### GIVEN TASK
Report back each line of the records that contains the string "должности".

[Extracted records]
■ ■ ■ ■ ■ ■ ■

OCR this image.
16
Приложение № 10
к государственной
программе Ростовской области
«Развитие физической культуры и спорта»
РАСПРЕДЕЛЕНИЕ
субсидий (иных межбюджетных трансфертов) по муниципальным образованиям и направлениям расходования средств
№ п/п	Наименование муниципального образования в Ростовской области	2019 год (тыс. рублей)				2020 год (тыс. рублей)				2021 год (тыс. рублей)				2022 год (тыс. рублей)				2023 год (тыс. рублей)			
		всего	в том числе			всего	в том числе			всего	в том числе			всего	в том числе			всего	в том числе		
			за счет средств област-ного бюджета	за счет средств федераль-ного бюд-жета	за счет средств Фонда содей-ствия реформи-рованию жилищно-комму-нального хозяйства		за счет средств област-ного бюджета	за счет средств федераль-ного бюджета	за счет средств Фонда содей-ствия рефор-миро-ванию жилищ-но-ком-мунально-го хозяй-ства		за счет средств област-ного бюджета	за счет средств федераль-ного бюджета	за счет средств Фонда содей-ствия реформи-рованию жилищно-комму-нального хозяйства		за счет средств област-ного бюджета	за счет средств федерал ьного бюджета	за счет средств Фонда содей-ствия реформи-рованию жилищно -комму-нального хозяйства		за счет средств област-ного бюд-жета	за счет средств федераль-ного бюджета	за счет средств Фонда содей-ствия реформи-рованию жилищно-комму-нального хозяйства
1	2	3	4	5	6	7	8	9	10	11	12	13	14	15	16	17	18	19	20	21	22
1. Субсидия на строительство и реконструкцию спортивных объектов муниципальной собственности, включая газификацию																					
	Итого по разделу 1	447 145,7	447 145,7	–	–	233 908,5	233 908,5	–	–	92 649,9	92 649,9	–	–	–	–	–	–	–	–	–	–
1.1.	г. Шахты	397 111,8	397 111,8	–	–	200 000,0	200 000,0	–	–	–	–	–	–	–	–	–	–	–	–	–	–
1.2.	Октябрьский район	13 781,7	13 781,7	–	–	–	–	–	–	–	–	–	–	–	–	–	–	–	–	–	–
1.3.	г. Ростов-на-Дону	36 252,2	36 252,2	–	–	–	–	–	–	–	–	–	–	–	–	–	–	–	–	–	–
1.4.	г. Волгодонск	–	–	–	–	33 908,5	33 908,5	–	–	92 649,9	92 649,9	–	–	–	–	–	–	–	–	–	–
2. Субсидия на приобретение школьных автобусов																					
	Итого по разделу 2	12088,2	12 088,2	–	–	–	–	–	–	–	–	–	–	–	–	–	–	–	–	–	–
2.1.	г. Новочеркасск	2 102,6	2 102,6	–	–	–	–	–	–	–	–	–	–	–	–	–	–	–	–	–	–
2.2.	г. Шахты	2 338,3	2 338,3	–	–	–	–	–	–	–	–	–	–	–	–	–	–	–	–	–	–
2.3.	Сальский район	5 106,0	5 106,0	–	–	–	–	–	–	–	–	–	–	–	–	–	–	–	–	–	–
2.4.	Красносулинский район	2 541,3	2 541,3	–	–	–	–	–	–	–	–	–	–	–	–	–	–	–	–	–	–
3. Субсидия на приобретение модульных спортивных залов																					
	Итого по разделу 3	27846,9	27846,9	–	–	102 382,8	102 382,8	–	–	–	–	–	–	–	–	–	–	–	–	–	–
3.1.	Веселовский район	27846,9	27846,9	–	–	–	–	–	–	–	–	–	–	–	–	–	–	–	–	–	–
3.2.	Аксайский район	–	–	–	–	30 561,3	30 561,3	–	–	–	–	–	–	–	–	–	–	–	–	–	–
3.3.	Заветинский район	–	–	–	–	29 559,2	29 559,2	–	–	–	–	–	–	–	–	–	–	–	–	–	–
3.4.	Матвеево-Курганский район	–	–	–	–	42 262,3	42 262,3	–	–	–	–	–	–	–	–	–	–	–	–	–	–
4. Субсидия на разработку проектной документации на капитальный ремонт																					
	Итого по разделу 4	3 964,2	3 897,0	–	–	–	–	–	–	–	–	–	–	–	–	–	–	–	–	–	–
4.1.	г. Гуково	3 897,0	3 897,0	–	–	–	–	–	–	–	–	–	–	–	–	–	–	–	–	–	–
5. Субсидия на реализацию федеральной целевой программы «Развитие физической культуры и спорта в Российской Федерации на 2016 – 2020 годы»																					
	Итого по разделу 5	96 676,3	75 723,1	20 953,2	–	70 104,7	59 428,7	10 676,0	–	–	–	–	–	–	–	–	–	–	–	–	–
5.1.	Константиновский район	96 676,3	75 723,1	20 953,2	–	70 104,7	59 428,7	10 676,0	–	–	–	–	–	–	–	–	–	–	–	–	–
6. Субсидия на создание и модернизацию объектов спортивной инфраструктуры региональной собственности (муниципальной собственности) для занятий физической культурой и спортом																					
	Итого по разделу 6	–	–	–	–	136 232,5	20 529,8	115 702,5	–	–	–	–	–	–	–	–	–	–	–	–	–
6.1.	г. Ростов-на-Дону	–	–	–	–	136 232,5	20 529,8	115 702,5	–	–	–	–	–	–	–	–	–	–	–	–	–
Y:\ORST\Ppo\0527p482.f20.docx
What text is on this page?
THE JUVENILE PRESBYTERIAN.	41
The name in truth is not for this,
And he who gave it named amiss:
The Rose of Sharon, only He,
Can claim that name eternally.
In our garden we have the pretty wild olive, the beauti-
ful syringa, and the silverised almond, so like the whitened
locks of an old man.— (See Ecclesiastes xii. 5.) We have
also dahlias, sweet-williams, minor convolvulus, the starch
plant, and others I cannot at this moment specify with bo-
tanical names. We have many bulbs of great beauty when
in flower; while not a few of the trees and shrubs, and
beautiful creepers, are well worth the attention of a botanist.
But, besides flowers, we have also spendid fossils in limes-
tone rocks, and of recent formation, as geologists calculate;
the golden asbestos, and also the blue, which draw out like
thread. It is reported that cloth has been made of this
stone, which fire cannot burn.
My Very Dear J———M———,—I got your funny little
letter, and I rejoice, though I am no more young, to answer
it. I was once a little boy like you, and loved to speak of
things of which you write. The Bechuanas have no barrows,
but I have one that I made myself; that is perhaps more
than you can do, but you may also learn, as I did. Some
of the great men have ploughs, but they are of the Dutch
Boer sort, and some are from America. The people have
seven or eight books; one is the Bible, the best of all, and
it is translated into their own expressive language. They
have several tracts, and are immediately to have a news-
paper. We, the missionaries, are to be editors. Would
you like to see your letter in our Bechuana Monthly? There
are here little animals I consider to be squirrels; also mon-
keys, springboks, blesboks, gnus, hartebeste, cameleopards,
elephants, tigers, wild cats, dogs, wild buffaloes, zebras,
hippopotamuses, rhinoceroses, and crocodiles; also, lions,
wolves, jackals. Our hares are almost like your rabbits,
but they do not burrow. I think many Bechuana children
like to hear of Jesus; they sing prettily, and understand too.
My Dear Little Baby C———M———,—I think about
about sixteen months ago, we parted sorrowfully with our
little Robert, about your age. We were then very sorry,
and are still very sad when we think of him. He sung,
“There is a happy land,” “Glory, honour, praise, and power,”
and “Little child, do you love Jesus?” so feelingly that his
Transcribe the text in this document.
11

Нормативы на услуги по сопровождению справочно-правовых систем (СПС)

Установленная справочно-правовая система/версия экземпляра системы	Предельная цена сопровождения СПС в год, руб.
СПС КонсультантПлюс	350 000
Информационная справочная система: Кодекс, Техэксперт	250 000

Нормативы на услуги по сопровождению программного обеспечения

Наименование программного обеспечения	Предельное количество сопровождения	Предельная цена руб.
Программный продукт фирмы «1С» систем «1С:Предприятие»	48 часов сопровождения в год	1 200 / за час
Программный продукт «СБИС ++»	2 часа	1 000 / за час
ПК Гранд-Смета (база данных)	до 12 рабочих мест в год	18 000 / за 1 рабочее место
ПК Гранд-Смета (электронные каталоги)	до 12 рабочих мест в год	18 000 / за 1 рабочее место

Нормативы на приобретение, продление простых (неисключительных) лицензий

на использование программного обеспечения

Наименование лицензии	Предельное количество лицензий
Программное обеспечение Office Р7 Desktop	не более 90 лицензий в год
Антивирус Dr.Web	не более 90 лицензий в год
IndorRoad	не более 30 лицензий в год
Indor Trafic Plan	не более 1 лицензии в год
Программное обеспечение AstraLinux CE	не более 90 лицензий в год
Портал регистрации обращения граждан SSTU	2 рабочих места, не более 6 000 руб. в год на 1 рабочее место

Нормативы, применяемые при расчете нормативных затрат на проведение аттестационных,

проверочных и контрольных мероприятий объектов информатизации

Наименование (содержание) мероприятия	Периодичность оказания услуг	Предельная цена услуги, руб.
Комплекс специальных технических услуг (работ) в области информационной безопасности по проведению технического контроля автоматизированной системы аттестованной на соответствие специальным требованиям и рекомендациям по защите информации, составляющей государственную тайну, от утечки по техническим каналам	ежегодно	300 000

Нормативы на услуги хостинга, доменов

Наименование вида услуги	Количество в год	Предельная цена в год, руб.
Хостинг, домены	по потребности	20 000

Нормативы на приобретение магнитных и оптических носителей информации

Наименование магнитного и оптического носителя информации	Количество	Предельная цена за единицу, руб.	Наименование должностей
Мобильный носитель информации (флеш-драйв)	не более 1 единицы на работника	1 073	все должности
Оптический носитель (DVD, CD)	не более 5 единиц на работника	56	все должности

■ ■ ■ ■ ■ ■ ■

### WORKED SOLUTION
Мобильный носитель информации (флеш-драйв)	не более 1 единицы на работника	1 073	все должности
Оптический носитель (DVD, CD)	не более 5 единиц на работника	56	все должности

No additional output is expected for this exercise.